> _Material for this exercise_
◆ ◆ ◆ ◆ ◆ ◆ ◆
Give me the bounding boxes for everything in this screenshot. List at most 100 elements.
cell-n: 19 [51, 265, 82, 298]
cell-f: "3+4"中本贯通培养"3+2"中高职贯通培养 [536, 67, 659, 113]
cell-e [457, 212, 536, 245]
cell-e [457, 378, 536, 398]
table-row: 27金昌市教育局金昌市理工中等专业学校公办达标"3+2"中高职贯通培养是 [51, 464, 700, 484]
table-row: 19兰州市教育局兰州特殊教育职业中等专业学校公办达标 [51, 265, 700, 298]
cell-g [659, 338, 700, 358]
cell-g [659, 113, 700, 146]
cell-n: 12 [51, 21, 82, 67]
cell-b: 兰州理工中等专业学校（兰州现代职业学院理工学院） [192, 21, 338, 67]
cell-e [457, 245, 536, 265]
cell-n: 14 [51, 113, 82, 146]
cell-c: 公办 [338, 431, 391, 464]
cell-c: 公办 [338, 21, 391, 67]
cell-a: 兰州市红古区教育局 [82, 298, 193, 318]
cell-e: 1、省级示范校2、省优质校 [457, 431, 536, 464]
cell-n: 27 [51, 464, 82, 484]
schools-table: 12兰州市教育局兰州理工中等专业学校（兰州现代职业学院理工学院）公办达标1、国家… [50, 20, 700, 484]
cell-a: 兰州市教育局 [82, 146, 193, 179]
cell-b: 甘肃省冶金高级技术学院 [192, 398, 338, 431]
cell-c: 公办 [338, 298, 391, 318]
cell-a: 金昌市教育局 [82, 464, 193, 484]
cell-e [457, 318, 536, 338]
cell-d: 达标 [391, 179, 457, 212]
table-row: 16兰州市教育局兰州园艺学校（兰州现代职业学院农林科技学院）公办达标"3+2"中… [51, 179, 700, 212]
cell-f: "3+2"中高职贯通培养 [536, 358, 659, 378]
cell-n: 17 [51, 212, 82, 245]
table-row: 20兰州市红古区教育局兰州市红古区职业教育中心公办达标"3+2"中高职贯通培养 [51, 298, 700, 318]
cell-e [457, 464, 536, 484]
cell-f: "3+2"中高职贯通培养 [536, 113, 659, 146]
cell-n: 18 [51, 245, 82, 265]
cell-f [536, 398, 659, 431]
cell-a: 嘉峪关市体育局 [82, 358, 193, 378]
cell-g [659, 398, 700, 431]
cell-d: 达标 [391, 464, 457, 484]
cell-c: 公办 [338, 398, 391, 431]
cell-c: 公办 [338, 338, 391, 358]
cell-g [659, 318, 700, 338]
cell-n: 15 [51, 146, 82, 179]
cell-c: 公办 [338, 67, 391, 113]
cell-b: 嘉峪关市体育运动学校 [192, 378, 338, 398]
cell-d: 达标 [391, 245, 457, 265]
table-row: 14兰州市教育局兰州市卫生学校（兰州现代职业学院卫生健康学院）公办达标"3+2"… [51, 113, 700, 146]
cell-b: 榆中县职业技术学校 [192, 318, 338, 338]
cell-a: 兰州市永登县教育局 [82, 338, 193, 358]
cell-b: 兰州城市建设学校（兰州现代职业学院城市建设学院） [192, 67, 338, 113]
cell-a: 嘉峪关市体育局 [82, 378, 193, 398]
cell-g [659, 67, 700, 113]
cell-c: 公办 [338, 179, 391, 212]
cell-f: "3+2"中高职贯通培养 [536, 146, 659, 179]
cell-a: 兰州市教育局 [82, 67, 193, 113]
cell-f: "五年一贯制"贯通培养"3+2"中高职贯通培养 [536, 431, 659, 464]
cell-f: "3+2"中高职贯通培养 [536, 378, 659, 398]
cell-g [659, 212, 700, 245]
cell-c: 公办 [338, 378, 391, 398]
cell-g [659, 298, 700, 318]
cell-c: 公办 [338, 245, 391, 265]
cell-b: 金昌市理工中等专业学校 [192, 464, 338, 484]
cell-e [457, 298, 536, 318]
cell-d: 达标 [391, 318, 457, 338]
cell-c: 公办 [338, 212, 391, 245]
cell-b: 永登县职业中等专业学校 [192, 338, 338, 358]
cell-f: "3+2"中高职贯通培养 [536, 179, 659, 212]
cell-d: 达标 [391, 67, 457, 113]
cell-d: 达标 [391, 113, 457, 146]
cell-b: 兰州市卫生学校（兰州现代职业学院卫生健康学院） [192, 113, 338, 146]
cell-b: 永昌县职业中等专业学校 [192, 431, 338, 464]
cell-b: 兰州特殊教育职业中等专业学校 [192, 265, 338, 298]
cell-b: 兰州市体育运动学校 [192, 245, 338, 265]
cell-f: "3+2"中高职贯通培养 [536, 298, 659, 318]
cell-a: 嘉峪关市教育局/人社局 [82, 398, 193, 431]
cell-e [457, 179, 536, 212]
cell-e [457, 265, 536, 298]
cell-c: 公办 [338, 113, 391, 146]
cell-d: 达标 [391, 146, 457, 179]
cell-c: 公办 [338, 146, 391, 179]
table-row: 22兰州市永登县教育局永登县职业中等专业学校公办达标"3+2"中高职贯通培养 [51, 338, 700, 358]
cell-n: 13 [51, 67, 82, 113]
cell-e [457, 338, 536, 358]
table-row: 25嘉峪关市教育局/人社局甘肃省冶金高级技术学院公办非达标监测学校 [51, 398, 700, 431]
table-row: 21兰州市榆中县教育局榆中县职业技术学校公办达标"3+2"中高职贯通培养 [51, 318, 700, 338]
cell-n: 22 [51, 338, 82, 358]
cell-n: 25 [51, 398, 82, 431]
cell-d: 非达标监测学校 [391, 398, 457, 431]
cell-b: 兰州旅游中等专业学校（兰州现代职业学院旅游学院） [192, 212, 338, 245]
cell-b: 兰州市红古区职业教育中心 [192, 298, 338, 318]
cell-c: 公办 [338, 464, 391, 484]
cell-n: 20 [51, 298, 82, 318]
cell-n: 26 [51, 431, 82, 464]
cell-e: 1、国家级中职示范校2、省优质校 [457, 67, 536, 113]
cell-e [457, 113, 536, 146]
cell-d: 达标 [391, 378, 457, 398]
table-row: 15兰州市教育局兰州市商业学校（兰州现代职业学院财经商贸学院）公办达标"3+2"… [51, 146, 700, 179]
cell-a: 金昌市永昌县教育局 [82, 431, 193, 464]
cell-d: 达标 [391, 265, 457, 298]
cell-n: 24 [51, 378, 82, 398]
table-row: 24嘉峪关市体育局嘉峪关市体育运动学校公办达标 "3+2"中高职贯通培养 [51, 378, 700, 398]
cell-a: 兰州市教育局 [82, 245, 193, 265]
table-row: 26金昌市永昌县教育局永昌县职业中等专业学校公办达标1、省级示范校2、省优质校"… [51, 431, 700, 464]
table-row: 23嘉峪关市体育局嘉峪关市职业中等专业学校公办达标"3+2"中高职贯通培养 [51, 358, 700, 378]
◆ ◆ ◆ ◆ ◆ ◆ ◆
> _Exercise directions_
Can you write out all the items above again, swapping every "公办" for "民办" and leaving everything else unchanged?

> _Answer below_
Give me the bounding boxes for everything in this screenshot. List at most 100 elements.
cell-n: 19 [51, 265, 82, 298]
cell-f: "3+4"中本贯通培养"3+2"中高职贯通培养 [536, 67, 659, 113]
cell-e [457, 212, 536, 245]
cell-e [457, 378, 536, 398]
table-row: 27金昌市教育局金昌市理工中等专业学校民办达标"3+2"中高职贯通培养是 [51, 464, 700, 484]
table-row: 19兰州市教育局兰州特殊教育职业中等专业学校民办达标 [51, 265, 700, 298]
cell-g [659, 338, 700, 358]
cell-g [659, 113, 700, 146]
cell-n: 12 [51, 21, 82, 67]
cell-b: 兰州理工中等专业学校（兰州现代职业学院理工学院） [192, 21, 338, 67]
cell-e [457, 245, 536, 265]
cell-n: 14 [51, 113, 82, 146]
cell-c: 民办 [338, 431, 391, 464]
cell-c: 民办 [338, 21, 391, 67]
cell-a: 兰州市红古区教育局 [82, 298, 193, 318]
cell-e: 1、省级示范校2、省优质校 [457, 431, 536, 464]
cell-n: 27 [51, 464, 82, 484]
schools-table: 12兰州市教育局兰州理工中等专业学校（兰州现代职业学院理工学院）民办达标1、国家… [50, 20, 700, 484]
cell-a: 兰州市教育局 [82, 146, 193, 179]
cell-b: 甘肃省冶金高级技术学院 [192, 398, 338, 431]
cell-c: 民办 [338, 298, 391, 318]
cell-a: 金昌市教育局 [82, 464, 193, 484]
cell-e [457, 318, 536, 338]
cell-d: 达标 [391, 179, 457, 212]
table-row: 16兰州市教育局兰州园艺学校（兰州现代职业学院农林科技学院）民办达标"3+2"中… [51, 179, 700, 212]
cell-f: "3+2"中高职贯通培养 [536, 358, 659, 378]
cell-n: 17 [51, 212, 82, 245]
table-row: 20兰州市红古区教育局兰州市红古区职业教育中心民办达标"3+2"中高职贯通培养 [51, 298, 700, 318]
cell-e [457, 464, 536, 484]
cell-f: "3+2"中高职贯通培养 [536, 113, 659, 146]
cell-n: 18 [51, 245, 82, 265]
cell-f [536, 398, 659, 431]
cell-a: 嘉峪关市体育局 [82, 358, 193, 378]
cell-g [659, 398, 700, 431]
cell-d: 达标 [391, 464, 457, 484]
cell-c: 民办 [338, 398, 391, 431]
cell-c: 民办 [338, 338, 391, 358]
cell-g [659, 318, 700, 338]
cell-n: 15 [51, 146, 82, 179]
cell-c: 民办 [338, 67, 391, 113]
cell-b: 嘉峪关市体育运动学校 [192, 378, 338, 398]
cell-d: 达标 [391, 245, 457, 265]
table-row: 14兰州市教育局兰州市卫生学校（兰州现代职业学院卫生健康学院）民办达标"3+2"… [51, 113, 700, 146]
cell-b: 榆中县职业技术学校 [192, 318, 338, 338]
cell-a: 兰州市永登县教育局 [82, 338, 193, 358]
cell-b: 兰州城市建设学校（兰州现代职业学院城市建设学院） [192, 67, 338, 113]
cell-a: 嘉峪关市体育局 [82, 378, 193, 398]
cell-g [659, 67, 700, 113]
cell-c: 民办 [338, 179, 391, 212]
cell-f: "3+2"中高职贯通培养 [536, 146, 659, 179]
cell-a: 兰州市教育局 [82, 67, 193, 113]
cell-f: "五年一贯制"贯通培养"3+2"中高职贯通培养 [536, 431, 659, 464]
cell-f: "3+2"中高职贯通培养 [536, 378, 659, 398]
cell-g [659, 212, 700, 245]
cell-c: 民办 [338, 378, 391, 398]
cell-g [659, 298, 700, 318]
cell-c: 民办 [338, 245, 391, 265]
cell-b: 金昌市理工中等专业学校 [192, 464, 338, 484]
cell-e [457, 298, 536, 318]
cell-d: 达标 [391, 318, 457, 338]
cell-c: 民办 [338, 212, 391, 245]
cell-b: 永登县职业中等专业学校 [192, 338, 338, 358]
cell-f: "3+2"中高职贯通培养 [536, 179, 659, 212]
cell-d: 达标 [391, 67, 457, 113]
cell-d: 达标 [391, 113, 457, 146]
cell-b: 兰州市卫生学校（兰州现代职业学院卫生健康学院） [192, 113, 338, 146]
cell-b: 永昌县职业中等专业学校 [192, 431, 338, 464]
cell-b: 兰州特殊教育职业中等专业学校 [192, 265, 338, 298]
cell-b: 兰州市体育运动学校 [192, 245, 338, 265]
cell-f: "3+2"中高职贯通培养 [536, 298, 659, 318]
cell-a: 嘉峪关市教育局/人社局 [82, 398, 193, 431]
cell-e [457, 179, 536, 212]
cell-e [457, 265, 536, 298]
cell-c: 民办 [338, 113, 391, 146]
cell-d: 达标 [391, 146, 457, 179]
cell-c: 民办 [338, 146, 391, 179]
table-row: 22兰州市永登县教育局永登县职业中等专业学校民办达标"3+2"中高职贯通培养 [51, 338, 700, 358]
cell-n: 13 [51, 67, 82, 113]
cell-e [457, 338, 536, 358]
table-row: 25嘉峪关市教育局/人社局甘肃省冶金高级技术学院民办非达标监测学校 [51, 398, 700, 431]
table-row: 21兰州市榆中县教育局榆中县职业技术学校民办达标"3+2"中高职贯通培养 [51, 318, 700, 338]
cell-n: 22 [51, 338, 82, 358]
cell-n: 25 [51, 398, 82, 431]
cell-d: 非达标监测学校 [391, 398, 457, 431]
cell-b: 兰州旅游中等专业学校（兰州现代职业学院旅游学院） [192, 212, 338, 245]
cell-b: 兰州市红古区职业教育中心 [192, 298, 338, 318]
cell-c: 民办 [338, 464, 391, 484]
cell-n: 20 [51, 298, 82, 318]
cell-n: 26 [51, 431, 82, 464]
cell-e: 1、国家级中职示范校2、省优质校 [457, 67, 536, 113]
cell-e [457, 113, 536, 146]
cell-d: 达标 [391, 378, 457, 398]
table-row: 15兰州市教育局兰州市商业学校（兰州现代职业学院财经商贸学院）民办达标"3+2"… [51, 146, 700, 179]
cell-a: 金昌市永昌县教育局 [82, 431, 193, 464]
cell-d: 达标 [391, 265, 457, 298]
cell-n: 24 [51, 378, 82, 398]
table-row: 24嘉峪关市体育局嘉峪关市体育运动学校民办达标 "3+2"中高职贯通培养 [51, 378, 700, 398]
cell-a: 兰州市教育局 [82, 245, 193, 265]
table-row: 26金昌市永昌县教育局永昌县职业中等专业学校民办达标1、省级示范校2、省优质校"… [51, 431, 700, 464]
table-row: 23嘉峪关市体育局嘉峪关市职业中等专业学校民办达标"3+2"中高职贯通培养 [51, 358, 700, 378]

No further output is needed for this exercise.